* [SET EXERCISE]: Show all lines from the data that include the word "Computer".

Figure collection entries:
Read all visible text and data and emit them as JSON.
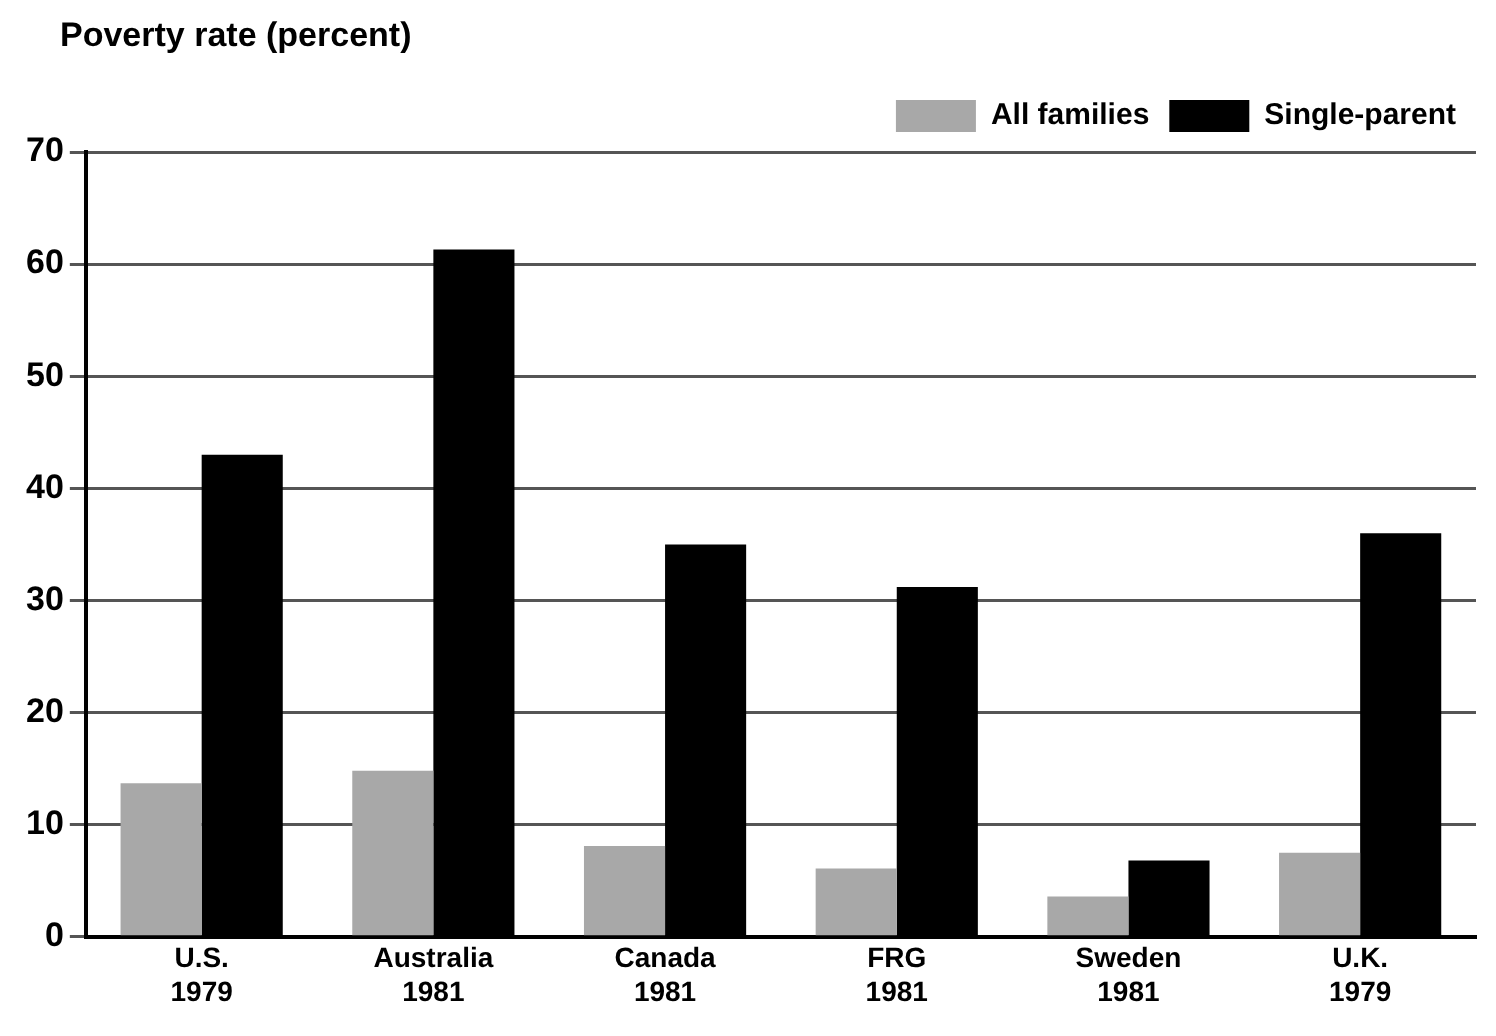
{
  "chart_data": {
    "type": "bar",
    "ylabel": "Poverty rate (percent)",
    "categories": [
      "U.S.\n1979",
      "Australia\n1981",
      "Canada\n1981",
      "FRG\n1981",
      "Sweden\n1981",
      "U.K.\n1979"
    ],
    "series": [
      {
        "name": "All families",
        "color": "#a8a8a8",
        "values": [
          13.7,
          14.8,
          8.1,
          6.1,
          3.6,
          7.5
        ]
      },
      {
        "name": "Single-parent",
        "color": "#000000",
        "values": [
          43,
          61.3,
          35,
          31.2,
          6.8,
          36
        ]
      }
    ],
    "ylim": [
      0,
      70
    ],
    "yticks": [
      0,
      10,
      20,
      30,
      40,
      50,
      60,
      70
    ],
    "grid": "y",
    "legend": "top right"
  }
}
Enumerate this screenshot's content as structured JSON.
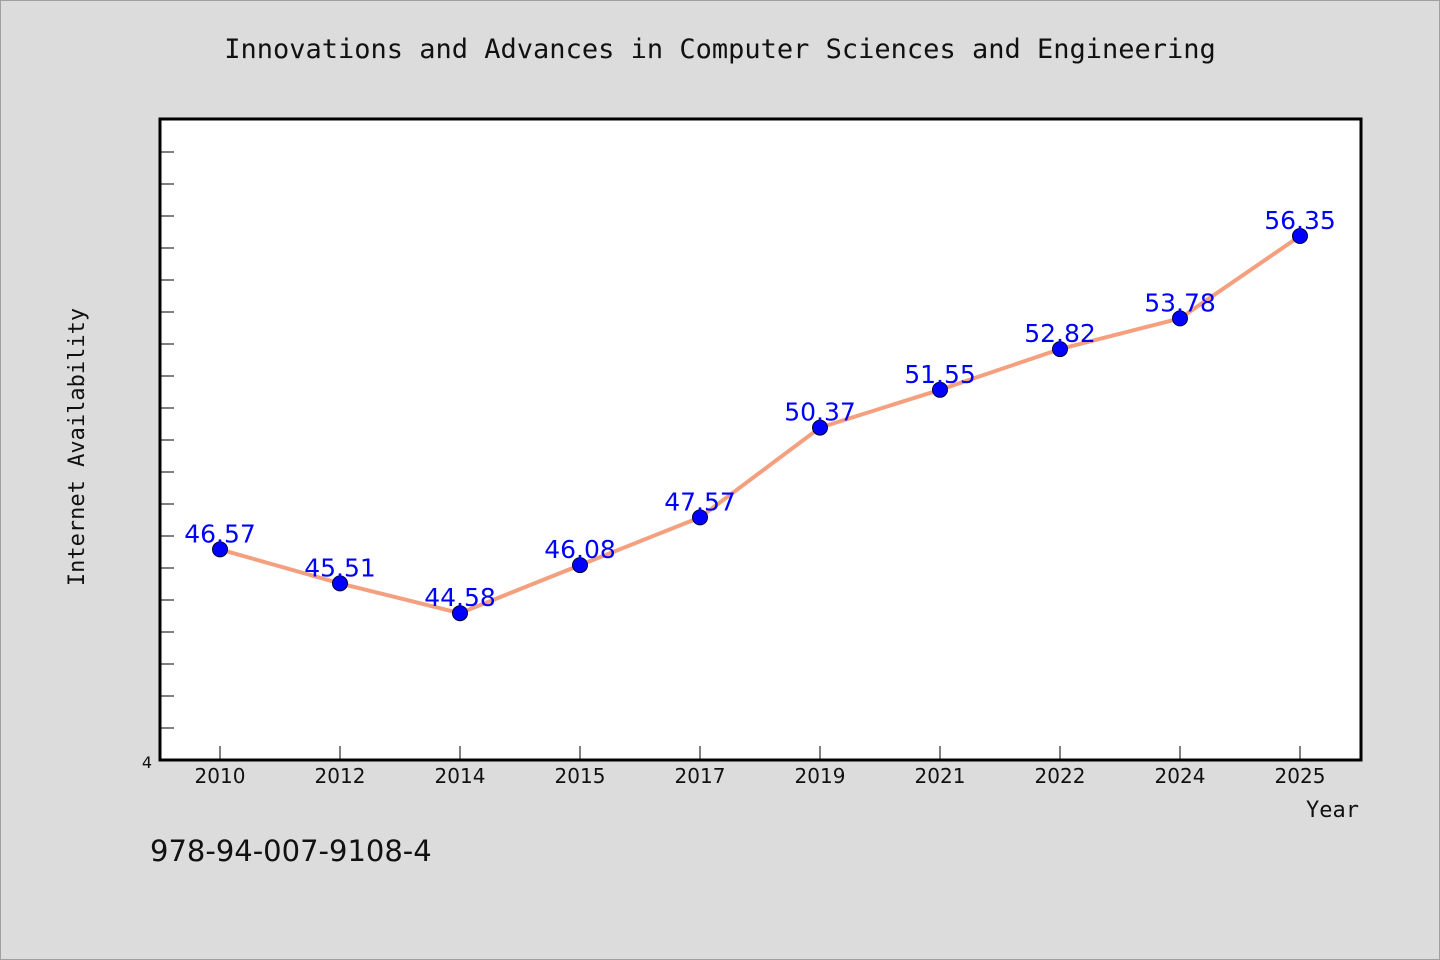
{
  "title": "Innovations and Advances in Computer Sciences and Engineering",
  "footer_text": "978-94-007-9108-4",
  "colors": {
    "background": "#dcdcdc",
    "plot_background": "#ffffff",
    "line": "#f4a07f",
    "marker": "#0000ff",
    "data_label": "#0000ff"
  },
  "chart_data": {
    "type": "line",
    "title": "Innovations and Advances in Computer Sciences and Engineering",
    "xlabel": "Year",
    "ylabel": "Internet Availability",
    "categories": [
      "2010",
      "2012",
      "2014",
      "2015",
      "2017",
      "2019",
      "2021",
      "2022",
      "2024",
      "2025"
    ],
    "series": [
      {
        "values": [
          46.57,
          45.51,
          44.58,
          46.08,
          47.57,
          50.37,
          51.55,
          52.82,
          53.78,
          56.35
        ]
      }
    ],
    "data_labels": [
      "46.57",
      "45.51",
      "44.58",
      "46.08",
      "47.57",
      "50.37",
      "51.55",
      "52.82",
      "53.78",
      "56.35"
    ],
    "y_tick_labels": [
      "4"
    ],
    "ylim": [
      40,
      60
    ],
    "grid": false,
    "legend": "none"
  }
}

* [CORRECT ANSWER]:
  "title": "Innovations and Advances in Computer Sciences and Engineering",
    "title": "Innovations and Advances in Computer Sciences and Engineering",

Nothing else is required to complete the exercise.